Task to complete - From the entries that follow, gather each line holding the word "ARAŞTIRMA".

Given information -
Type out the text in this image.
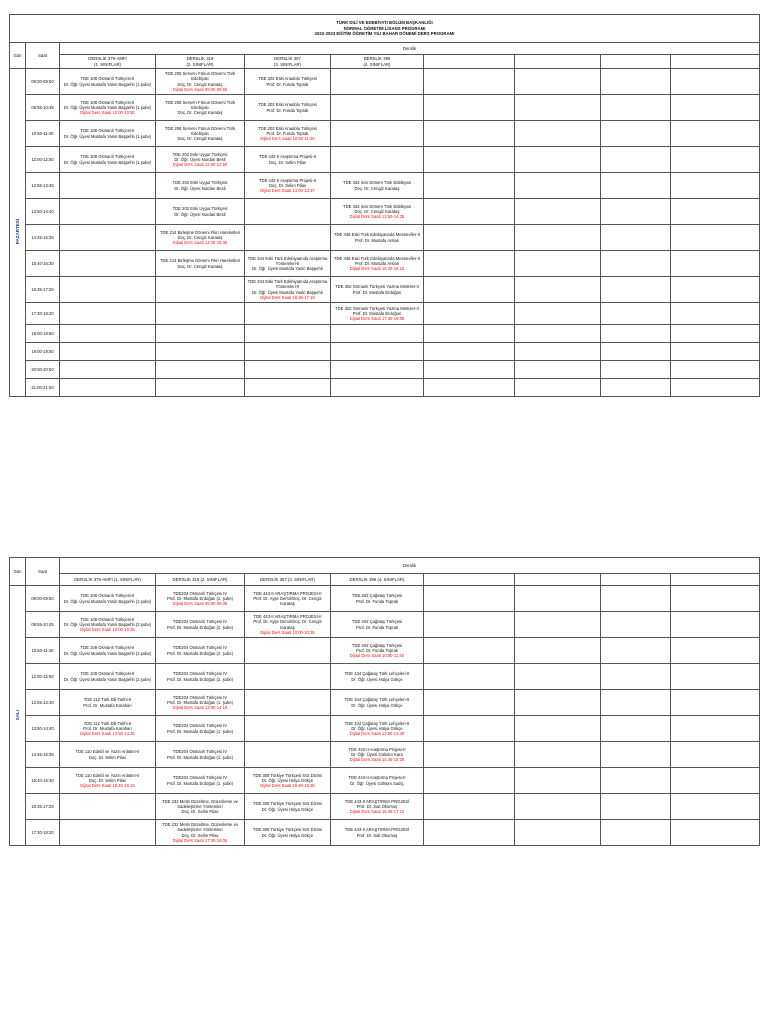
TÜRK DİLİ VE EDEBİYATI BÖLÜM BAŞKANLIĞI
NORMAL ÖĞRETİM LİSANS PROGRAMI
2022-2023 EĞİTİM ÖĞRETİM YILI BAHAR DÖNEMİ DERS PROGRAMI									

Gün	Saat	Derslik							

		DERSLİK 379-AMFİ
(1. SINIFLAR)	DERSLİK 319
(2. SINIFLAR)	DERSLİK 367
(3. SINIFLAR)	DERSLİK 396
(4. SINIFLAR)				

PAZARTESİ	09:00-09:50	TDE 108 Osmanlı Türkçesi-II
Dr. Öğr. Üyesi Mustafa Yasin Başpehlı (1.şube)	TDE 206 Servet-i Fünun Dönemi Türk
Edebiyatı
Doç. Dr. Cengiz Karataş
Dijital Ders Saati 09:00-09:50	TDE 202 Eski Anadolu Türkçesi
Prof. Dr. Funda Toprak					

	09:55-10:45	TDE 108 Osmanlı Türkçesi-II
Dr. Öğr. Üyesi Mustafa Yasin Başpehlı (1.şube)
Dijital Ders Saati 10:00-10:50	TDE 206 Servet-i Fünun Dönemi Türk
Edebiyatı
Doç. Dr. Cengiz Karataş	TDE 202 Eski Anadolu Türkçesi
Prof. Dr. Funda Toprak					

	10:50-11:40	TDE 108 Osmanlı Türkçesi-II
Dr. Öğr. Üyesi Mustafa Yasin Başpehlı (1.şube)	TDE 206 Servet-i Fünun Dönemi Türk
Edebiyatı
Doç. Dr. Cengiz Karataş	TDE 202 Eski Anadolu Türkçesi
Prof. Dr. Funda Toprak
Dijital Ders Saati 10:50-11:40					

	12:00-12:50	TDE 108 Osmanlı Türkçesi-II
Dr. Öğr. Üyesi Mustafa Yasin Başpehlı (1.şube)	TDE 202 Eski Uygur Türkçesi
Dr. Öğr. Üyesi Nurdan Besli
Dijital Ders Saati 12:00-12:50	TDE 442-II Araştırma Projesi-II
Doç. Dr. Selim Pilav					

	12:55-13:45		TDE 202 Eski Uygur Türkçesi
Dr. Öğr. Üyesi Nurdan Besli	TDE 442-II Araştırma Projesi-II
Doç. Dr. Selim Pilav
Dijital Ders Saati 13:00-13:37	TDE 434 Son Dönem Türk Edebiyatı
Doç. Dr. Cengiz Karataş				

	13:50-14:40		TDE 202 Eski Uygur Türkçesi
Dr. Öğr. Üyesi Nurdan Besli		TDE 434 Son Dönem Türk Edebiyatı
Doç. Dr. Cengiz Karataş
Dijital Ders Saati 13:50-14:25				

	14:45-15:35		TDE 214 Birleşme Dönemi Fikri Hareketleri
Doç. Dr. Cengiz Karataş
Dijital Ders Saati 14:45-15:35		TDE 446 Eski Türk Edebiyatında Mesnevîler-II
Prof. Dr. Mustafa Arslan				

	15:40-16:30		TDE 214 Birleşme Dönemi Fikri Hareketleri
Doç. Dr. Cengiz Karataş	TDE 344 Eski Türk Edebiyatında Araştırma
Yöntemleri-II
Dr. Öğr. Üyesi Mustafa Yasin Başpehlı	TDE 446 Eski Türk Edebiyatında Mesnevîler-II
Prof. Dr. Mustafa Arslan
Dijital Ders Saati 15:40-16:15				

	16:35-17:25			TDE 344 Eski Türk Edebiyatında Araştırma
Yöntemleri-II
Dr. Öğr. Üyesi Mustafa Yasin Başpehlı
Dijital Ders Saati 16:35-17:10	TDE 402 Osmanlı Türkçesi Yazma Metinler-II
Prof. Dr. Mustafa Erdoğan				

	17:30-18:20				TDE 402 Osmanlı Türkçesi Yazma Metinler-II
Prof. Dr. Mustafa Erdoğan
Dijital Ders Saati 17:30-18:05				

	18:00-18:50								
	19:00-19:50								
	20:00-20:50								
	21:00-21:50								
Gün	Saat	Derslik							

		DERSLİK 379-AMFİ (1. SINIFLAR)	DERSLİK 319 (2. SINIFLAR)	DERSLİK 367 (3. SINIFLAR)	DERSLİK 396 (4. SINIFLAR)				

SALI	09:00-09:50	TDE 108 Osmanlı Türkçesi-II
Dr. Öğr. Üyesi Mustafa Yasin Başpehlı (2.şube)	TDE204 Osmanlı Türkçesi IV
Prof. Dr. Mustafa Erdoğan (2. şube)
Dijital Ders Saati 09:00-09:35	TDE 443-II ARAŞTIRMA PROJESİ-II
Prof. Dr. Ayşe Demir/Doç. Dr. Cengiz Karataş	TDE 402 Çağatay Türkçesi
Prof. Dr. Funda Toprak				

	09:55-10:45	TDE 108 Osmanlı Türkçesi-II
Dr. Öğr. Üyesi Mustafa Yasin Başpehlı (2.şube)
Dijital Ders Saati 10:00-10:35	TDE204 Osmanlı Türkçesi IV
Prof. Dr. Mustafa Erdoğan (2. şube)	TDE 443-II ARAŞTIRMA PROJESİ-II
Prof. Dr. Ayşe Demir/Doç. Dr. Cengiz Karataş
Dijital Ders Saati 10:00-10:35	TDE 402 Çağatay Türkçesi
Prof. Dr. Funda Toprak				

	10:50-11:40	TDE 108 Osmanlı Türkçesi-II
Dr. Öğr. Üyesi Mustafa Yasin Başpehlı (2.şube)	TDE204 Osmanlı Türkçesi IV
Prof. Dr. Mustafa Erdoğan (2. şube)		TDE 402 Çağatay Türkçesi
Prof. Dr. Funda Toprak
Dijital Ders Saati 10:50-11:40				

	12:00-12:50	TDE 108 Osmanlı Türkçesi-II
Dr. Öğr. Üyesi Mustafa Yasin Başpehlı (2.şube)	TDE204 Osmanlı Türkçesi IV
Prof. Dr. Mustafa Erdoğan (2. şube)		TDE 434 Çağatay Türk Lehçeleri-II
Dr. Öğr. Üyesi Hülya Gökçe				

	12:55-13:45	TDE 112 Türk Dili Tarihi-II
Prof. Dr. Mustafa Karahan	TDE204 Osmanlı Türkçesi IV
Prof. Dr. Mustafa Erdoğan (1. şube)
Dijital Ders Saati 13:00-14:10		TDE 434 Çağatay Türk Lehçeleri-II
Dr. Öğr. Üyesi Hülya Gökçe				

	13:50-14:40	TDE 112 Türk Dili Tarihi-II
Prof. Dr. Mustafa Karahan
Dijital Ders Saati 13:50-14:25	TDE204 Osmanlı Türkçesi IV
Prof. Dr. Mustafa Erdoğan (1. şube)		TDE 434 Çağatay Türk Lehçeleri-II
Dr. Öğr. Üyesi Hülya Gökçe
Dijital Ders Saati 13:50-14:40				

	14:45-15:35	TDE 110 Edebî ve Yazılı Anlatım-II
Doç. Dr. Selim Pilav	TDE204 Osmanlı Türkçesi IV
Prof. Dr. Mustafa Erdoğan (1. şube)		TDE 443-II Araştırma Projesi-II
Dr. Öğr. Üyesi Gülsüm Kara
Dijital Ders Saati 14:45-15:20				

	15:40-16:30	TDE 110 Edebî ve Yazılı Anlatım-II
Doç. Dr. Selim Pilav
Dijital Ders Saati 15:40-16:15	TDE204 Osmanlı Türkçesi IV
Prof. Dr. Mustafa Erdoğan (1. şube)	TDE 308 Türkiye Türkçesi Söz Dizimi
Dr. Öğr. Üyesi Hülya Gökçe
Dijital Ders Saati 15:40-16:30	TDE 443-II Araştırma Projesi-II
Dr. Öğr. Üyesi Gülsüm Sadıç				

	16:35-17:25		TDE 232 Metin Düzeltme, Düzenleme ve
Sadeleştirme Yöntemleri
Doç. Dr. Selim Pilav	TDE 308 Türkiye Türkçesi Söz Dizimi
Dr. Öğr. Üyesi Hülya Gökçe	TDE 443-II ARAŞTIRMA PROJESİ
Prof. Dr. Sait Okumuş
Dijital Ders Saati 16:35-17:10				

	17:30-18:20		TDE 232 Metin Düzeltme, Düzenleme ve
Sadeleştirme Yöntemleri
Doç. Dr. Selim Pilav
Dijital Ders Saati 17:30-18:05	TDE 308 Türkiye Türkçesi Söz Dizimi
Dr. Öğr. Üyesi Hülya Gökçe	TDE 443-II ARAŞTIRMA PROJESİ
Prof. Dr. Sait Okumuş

Written solution -
Dijital Ders Saati 09:00-09:35	TDE 443-II ARAŞTIRMA PROJESİ-II
Prof. Dr. Mustafa Erdoğan (2. şube)	TDE 443-II ARAŞTIRMA PROJESİ-II
Dr. Öğr. Üyesi Hülya Gökçe	TDE 443-II ARAŞTIRMA PROJESİ
Dr. Öğr. Üyesi Hülya Gökçe	TDE 443-II ARAŞTIRMA PROJESİ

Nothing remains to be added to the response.